* [WHAT THE TASK REQUIRES]:
In the following material, identify every line holding the string "water" and return it.

* [EXTRACTED INFORMATION]:
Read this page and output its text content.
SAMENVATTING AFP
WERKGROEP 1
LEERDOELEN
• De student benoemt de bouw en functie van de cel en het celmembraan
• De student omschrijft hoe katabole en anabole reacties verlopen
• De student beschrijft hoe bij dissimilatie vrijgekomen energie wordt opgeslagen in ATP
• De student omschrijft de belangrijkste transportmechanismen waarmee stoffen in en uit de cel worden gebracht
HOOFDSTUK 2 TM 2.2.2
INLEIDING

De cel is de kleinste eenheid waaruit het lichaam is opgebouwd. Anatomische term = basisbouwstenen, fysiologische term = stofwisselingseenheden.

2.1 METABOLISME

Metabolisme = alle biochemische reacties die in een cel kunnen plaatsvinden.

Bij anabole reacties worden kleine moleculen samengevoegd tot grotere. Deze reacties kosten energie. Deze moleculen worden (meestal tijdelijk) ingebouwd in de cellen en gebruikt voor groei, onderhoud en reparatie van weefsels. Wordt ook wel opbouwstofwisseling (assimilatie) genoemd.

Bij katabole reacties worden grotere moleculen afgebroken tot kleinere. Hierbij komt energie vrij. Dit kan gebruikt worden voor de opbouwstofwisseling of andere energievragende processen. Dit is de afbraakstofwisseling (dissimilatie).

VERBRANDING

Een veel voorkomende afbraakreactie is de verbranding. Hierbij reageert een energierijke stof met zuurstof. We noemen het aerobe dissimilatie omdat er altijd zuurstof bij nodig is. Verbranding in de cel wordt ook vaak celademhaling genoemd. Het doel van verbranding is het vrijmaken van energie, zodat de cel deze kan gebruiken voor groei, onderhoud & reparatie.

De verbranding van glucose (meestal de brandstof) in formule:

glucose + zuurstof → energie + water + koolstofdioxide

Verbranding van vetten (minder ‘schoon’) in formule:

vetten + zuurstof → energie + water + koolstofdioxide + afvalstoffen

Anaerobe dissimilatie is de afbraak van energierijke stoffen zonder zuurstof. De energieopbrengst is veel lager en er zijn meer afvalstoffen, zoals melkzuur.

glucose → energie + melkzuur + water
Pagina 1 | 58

* [FULL RESPONSE]:
glucose + zuurstof → energie + water + koolstofdioxide
vetten + zuurstof → energie + water + koolstofdioxide + afvalstoffen
glucose → energie + melkzuur + water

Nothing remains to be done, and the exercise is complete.